→ **TEXT BLOCK**:

--- start ---

If there is a gap that is significant then it may be interresting to
look at improving the heuristic if the gap is small than the whole
heuristic improvment path can be discarded.
The obvious improvment for the heuristic would be to move to higher
order entropy estimation. ATM IIUC this uses a 0th order. 1st order could
be tried or any fast compression algorithm could also be used to estimate
entropy.
It also would be interresting to see how a higher order heuristic or
some simple fast LZ like compressor would perform with the previous block.
That is if the issue you saw with the previous block inclusion was because
of the very simplistic entropy estimation.


> 
> I think the main thing that persuaded me to make this particular change
> from 1 to 0 was that it gave a pure entropy-based score, and allowed me,
> mathematically, to use the same scoring table on both full and partial
> blocks, without having to worry about the effects of omitting the 0-bytes
> in the score in each case.
> 
> I focused my testing on the available ZMBV samples, which were likely all
> generated by DOSBox, and my findings were that while not all movies were
> smaller, overall the gains outweighed the losses.
> I'm slightly sad to hear it didn't improve this real-world movie sample.
> But I think this level in this case is acceptable, and not outside the
> expected range of size difference that I've seen.  And the improvements to
> the motion estimation range (from the other patch) should tend to lead to a
> compression improvement overall.
> 

> Maybe I should have been clearer though, that the scoring changes won't
> bring universal improvements.  And if someone looks into this and finds on
> average results are worsened by the change, I won't complain if it gets
> reverted.

please be more verbose in future commit messages. I mean for example this mail
contains alot of valuable information which would be interresting to
someone looking at the commit.

Also more verbose commit messages can help reviewers review changes.

--- end ---

→ **STATED TASK 1**: In the mailing-list text on entropy scoring, which samples did the tests focus on?
The text and the records are unrelated materials.

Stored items
--- start ---

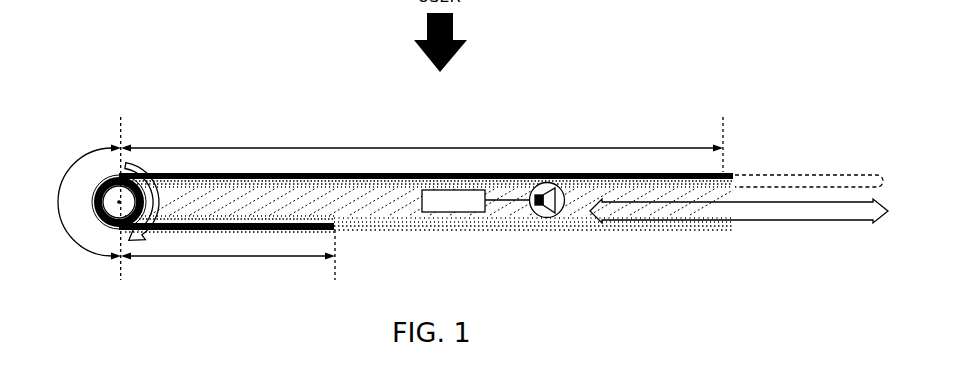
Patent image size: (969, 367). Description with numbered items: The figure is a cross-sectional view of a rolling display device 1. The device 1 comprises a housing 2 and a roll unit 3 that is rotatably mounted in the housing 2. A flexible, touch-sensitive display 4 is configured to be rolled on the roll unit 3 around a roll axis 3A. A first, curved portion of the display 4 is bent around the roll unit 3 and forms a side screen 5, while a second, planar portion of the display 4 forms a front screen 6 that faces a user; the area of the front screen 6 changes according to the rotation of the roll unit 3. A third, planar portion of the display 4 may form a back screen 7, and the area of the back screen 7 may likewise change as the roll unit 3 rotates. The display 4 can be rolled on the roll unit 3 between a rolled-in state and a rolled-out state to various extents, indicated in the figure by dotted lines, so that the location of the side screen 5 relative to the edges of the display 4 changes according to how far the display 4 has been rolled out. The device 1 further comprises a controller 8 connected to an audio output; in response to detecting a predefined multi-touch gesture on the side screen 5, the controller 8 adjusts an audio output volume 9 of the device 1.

The rolling display device 1 is at (198, 107).
The housing 2 is at (582, 213).
The roll unit 3 is at (107, 178).
The roll axis 3A is at (118, 202).
The flexible, touch-sensitive display 4 is at (448, 175).
The side screen 5 is at (97, 202).
The front screen 6 is at (422, 137).
The back screen 7 is at (228, 268).
The controller 8 is at (453, 212).
The audio output volume 9 is at (545, 216).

--- end ---

→ **STATED TASK 2**: Copy the records from their start through the line containing "The roll unit 3 is at (107, 178).", including both ends, and omit the pictures.

→ **TASK SOLUTION 1**: The available ZMBV samples, which were likely all generated by DOSBox.

→ **TASK SOLUTION 2**:
Patent image size: (969, 367). Description with numbered items: The figure is a cross-sectional view of a rolling display device 1. The device 1 comprises a housing 2 and a roll unit 3 that is rotatably mounted in the housing 2. A flexible, touch-sensitive display 4 is configured to be rolled on the roll unit 3 around a roll axis 3A. A first, curved portion of the display 4 is bent around the roll unit 3 and forms a side screen 5, while a second, planar portion of the display 4 forms a front screen 6 that faces a user; the area of the front screen 6 changes according to the rotation of the roll unit 3. A third, planar portion of the display 4 may form a back screen 7, and the area of the back screen 7 may likewise change as the roll unit 3 rotates. The display 4 can be rolled on the roll unit 3 between a rolled-in state and a rolled-out state to various extents, indicated in the figure by dotted lines, so that the location of the side screen 5 relative to the edges of the display 4 changes according to how far the display 4 has been rolled out. The device 1 further comprises a controller 8 connected to an audio output; in response to detecting a predefined multi-touch gesture on the side screen 5, the controller 8 adjusts an audio output volume 9 of the device 1.

The rolling display device 1 is at (198, 107).
The housing 2 is at (582, 213).
The roll unit 3 is at (107, 178).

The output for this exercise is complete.